** START **

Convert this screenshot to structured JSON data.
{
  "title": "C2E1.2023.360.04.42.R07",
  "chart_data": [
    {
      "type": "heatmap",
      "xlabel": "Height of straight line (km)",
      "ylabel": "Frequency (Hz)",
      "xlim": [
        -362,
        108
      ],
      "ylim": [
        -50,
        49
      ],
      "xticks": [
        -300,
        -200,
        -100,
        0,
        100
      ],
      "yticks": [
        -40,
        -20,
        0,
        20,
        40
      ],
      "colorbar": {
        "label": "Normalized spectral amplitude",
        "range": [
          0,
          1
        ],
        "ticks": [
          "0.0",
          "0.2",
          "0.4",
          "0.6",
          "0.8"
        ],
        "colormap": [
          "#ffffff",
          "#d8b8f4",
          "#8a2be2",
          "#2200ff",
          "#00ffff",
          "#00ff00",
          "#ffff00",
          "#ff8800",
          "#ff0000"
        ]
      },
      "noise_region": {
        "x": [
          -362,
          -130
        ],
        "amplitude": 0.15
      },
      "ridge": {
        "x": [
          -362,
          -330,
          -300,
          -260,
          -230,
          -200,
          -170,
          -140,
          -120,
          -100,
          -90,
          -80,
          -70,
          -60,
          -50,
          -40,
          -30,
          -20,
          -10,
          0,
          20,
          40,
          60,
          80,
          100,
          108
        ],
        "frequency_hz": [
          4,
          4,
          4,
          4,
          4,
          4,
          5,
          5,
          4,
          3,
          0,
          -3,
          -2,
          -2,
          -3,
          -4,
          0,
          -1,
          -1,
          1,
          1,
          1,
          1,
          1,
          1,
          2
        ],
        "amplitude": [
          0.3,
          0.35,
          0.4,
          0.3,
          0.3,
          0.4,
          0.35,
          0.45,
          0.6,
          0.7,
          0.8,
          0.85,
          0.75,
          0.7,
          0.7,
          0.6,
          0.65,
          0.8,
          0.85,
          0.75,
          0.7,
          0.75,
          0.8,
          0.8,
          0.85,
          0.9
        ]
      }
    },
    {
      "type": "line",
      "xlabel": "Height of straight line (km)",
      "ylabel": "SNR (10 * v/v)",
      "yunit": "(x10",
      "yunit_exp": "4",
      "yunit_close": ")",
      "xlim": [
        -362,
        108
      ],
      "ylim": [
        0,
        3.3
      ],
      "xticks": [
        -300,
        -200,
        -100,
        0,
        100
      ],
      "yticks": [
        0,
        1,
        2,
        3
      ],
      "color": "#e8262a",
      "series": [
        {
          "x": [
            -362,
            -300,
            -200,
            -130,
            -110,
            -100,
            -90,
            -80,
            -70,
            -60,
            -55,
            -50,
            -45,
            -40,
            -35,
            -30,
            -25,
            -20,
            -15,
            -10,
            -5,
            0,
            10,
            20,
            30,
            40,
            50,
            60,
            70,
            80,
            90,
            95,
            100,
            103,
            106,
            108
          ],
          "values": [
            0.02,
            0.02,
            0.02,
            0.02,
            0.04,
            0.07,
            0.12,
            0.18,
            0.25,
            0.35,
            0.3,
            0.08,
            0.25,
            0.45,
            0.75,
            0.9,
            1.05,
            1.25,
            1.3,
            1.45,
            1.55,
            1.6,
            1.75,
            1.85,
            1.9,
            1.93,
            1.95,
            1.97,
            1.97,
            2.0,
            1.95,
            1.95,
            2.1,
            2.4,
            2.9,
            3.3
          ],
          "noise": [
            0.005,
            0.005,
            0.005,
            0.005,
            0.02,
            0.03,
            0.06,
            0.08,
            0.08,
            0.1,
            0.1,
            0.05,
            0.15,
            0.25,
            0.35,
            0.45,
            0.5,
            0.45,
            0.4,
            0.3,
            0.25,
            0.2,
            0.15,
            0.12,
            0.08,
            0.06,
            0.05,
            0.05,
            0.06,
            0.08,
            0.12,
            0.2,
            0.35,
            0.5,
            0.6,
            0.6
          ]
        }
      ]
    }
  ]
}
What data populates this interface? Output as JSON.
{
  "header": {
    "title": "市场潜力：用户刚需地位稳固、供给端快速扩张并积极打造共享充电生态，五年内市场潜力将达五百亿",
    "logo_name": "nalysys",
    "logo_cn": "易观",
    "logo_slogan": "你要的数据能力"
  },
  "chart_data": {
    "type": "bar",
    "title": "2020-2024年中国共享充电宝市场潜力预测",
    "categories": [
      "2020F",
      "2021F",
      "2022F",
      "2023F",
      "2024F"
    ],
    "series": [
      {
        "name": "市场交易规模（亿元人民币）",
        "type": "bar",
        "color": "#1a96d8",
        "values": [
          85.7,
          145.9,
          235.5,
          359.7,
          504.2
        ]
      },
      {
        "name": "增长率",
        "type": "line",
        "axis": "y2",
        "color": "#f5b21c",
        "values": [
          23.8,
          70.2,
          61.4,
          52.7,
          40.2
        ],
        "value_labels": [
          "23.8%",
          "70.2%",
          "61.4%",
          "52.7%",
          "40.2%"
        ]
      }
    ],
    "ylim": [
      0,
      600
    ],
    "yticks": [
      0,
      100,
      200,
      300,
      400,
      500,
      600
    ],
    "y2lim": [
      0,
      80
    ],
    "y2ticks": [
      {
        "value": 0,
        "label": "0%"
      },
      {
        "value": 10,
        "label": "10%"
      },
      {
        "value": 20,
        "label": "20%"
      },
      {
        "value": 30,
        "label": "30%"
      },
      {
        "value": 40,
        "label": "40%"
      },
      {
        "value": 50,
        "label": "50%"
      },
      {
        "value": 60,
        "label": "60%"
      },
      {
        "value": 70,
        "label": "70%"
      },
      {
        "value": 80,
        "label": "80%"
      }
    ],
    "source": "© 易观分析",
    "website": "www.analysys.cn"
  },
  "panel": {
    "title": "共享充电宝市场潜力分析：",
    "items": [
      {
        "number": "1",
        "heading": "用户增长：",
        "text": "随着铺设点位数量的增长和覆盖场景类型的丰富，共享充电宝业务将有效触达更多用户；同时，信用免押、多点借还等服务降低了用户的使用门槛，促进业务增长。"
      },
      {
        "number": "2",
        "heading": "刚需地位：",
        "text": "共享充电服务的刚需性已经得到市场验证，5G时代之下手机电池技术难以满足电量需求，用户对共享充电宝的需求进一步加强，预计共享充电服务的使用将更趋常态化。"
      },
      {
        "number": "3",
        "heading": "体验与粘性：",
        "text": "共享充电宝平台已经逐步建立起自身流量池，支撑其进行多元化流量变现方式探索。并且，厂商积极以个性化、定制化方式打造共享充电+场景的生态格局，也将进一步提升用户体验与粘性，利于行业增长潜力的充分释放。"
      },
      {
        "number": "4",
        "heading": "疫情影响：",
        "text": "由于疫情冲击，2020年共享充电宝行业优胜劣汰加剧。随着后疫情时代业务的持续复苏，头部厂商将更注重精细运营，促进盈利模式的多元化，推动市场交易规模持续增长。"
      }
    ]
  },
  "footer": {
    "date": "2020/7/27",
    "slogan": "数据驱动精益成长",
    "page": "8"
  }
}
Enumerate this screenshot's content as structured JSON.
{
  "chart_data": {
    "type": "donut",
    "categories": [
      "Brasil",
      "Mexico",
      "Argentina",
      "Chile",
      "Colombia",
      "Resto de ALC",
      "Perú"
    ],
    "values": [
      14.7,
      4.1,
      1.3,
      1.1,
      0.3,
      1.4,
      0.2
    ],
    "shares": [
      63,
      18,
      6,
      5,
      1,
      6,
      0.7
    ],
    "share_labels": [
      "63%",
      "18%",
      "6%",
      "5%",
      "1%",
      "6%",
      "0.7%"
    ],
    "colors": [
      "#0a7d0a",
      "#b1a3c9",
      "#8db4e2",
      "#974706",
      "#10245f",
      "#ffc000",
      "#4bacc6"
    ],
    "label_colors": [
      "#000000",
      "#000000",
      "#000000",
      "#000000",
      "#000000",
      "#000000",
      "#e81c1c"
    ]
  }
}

** END **

_Set exercise:_
Where a line above includes "text", copy that line.

_Reply to the task:_
        "text": "随着铺设点位数量的增长和覆盖场景类型的丰富，共享充电宝业务将有效触达更多用户；同时，信用免押、多点借还等服务降低了用户的使用门槛，促进业务增长。"
        "text": "共享充电服务的刚需性已经得到市场验证，5G时代之下手机电池技术难以满足电量需求，用户对共享充电宝的需求进一步加强，预计共享充电服务的使用将更趋常态化。"
        "text": "共享充电宝平台已经逐步建立起自身流量池，支撑其进行多元化流量变现方式探索。并且，厂商积极以个性化、定制化方式打造共享充电+场景的生态格局，也将进一步提升用户体验与粘性，利于行业增长潜力的充分释放。"
        "text": "由于疫情冲击，2020年共享充电宝行业优胜劣汰加剧。随着后疫情时代业务的持续复苏，头部厂商将更注重精细运营，促进盈利模式的多元化，推动市场交易规模持续增长。"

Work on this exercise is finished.